--- start of Entries provided ---

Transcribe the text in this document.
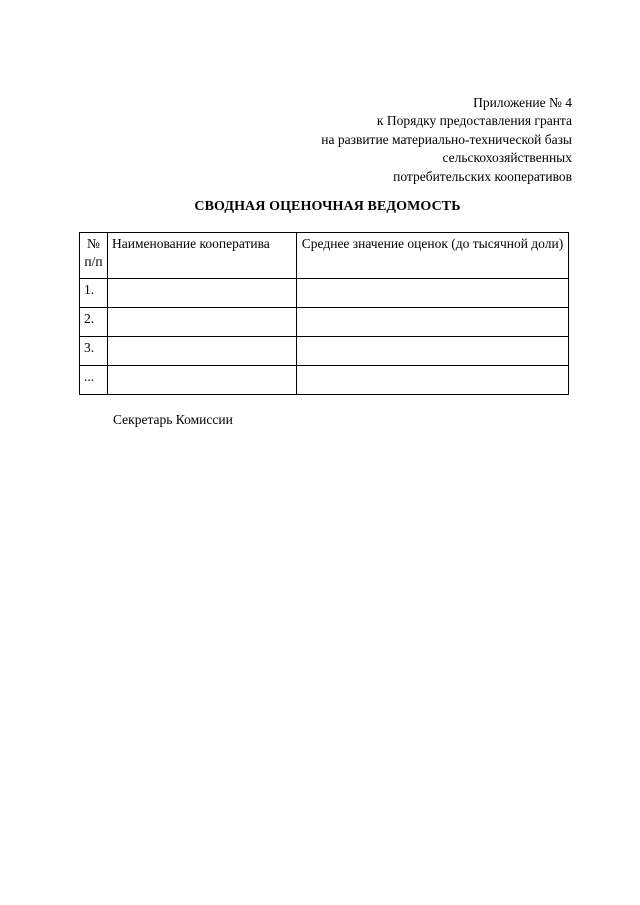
Приложение № 4
к Порядку предоставления гранта
на развитие материально-технической базы
сельскохозяйственных
потребительских кооперативов
СВОДНАЯ ОЦЕНОЧНАЯ ВЕДОМОСТЬ
№ п/п	Наименование кооператива	Среднее значение оценок (до тысячной доли)
1.		
2.		
3.		
...		
Секретарь Комиссии
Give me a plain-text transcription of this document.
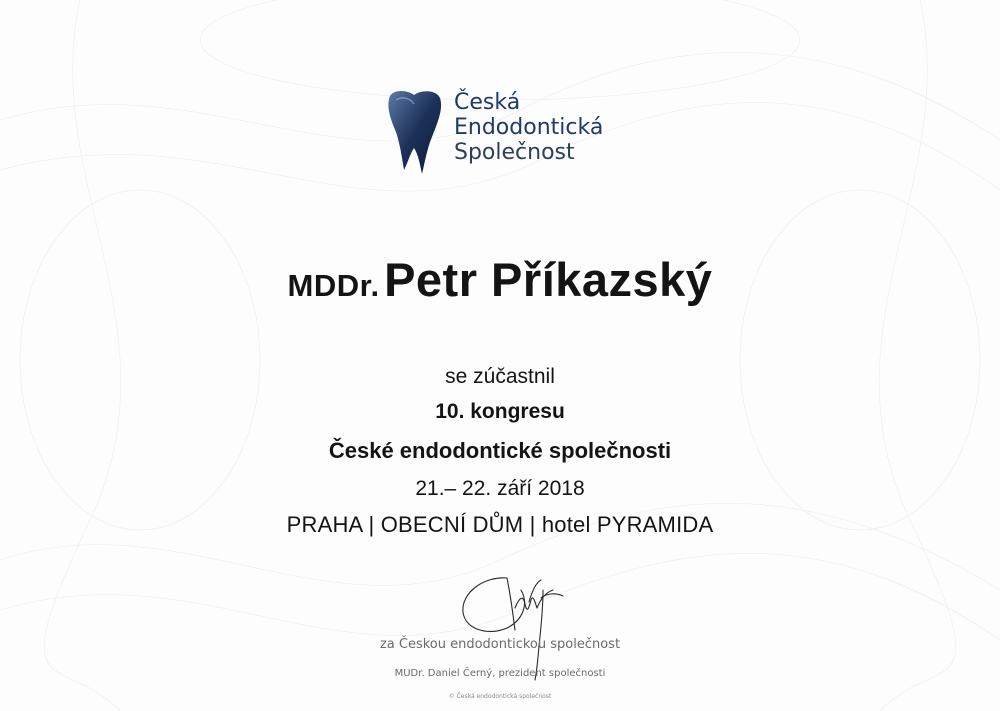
Česká
Endodontická
Společnost
MDDr. Petr Příkazský
se zúčastnil
10. kongresu
České endodontické společnosti
21.– 22. září 2018
PRAHA | OBECNÍ DŮM | hotel PYRAMIDA
za Českou endodontickou společnost
MUDr. Daniel Černý, prezident společnosti
© Česká endodontická společnost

--- end of Entries provided ---

Exercise requirements
Omit every picture, then repeat the remaining data exactly as it appears above.

Written solution
Transcribe the text in this document.
Приложение № 4
к Порядку предоставления гранта
на развитие материально-технической базы
сельскохозяйственных
потребительских кооперативов
СВОДНАЯ ОЦЕНОЧНАЯ ВЕДОМОСТЬ
№ п/п	Наименование кооператива	Среднее значение оценок (до тысячной доли)
1.		
2.		
3.		
...		
Секретарь Комиссии
Give me a plain-text transcription of this document.
Česká
Endodontická
Společnost
MDDr. Petr Příkazský
se zúčastnil
10. kongresu
České endodontické společnosti
21.– 22. září 2018
PRAHA | OBECNÍ DŮM | hotel PYRAMIDA
za Českou endodontickou společnost
MUDr. Daniel Černý, prezident společnosti
© Česká endodontická společnost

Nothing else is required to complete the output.